Write each record again exactly as it stands.

Rows from a figure dataset:
+ + + +

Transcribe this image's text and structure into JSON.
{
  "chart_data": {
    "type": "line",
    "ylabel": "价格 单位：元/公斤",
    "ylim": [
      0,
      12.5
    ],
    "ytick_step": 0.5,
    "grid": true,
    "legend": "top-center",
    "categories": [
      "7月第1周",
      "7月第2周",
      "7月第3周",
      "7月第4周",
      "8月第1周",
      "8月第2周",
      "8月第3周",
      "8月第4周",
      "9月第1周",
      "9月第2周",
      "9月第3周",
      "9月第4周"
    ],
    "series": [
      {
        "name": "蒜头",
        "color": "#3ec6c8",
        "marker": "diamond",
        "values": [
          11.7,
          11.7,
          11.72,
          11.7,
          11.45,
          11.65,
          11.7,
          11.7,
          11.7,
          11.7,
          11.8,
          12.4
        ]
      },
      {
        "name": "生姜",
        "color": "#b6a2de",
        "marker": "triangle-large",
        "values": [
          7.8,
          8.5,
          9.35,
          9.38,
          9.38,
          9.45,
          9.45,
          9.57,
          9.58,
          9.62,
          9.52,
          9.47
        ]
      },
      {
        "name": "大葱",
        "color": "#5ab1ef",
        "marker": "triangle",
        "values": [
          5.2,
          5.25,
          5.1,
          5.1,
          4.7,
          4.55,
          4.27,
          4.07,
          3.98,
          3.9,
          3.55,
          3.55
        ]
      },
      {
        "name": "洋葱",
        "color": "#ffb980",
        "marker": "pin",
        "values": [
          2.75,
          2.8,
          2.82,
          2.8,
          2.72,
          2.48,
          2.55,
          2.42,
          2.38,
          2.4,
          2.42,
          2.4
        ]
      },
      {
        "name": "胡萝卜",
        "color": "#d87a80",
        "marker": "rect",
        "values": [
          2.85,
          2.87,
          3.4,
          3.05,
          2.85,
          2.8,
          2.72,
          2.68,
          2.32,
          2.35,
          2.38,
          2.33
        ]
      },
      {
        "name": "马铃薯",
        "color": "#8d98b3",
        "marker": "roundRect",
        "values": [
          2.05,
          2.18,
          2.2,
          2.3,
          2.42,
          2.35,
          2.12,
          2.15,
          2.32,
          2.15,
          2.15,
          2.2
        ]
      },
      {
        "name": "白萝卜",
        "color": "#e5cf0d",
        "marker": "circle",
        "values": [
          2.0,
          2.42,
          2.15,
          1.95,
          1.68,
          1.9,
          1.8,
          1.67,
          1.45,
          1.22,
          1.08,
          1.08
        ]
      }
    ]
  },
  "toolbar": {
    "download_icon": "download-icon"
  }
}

+ + + +

▶ **Completed task**:
Transcribe this image's text and structure into JSON.
{
  "chart_data": {
    "type": "line",
    "ylabel": "价格 单位：元/公斤",
    "ylim": [
      0,
      12.5
    ],
    "ytick_step": 0.5,
    "grid": true,
    "legend": "top-center",
    "categories": [
      "7月第1周",
      "7月第2周",
      "7月第3周",
      "7月第4周",
      "8月第1周",
      "8月第2周",
      "8月第3周",
      "8月第4周",
      "9月第1周",
      "9月第2周",
      "9月第3周",
      "9月第4周"
    ],
    "series": [
      {
        "name": "蒜头",
        "color": "#3ec6c8",
        "marker": "diamond",
        "values": [
          11.7,
          11.7,
          11.72,
          11.7,
          11.45,
          11.65,
          11.7,
          11.7,
          11.7,
          11.7,
          11.8,
          12.4
        ]
      },
      {
        "name": "生姜",
        "color": "#b6a2de",
        "marker": "triangle-large",
        "values": [
          7.8,
          8.5,
          9.35,
          9.38,
          9.38,
          9.45,
          9.45,
          9.57,
          9.58,
          9.62,
          9.52,
          9.47
        ]
      },
      {
        "name": "大葱",
        "color": "#5ab1ef",
        "marker": "triangle",
        "values": [
          5.2,
          5.25,
          5.1,
          5.1,
          4.7,
          4.55,
          4.27,
          4.07,
          3.98,
          3.9,
          3.55,
          3.55
        ]
      },
      {
        "name": "洋葱",
        "color": "#ffb980",
        "marker": "pin",
        "values": [
          2.75,
          2.8,
          2.82,
          2.8,
          2.72,
          2.48,
          2.55,
          2.42,
          2.38,
          2.4,
          2.42,
          2.4
        ]
      },
      {
        "name": "胡萝卜",
        "color": "#d87a80",
        "marker": "rect",
        "values": [
          2.85,
          2.87,
          3.4,
          3.05,
          2.85,
          2.8,
          2.72,
          2.68,
          2.32,
          2.35,
          2.38,
          2.33
        ]
      },
      {
        "name": "马铃薯",
        "color": "#8d98b3",
        "marker": "roundRect",
        "values": [
          2.05,
          2.18,
          2.2,
          2.3,
          2.42,
          2.35,
          2.12,
          2.15,
          2.32,
          2.15,
          2.15,
          2.2
        ]
      },
      {
        "name": "白萝卜",
        "color": "#e5cf0d",
        "marker": "circle",
        "values": [
          2.0,
          2.42,
          2.15,
          1.95,
          1.68,
          1.9,
          1.8,
          1.67,
          1.45,
          1.22,
          1.08,
          1.08
        ]
      }
    ]
  },
  "toolbar": {
    "download_icon": "download-icon"
  }
}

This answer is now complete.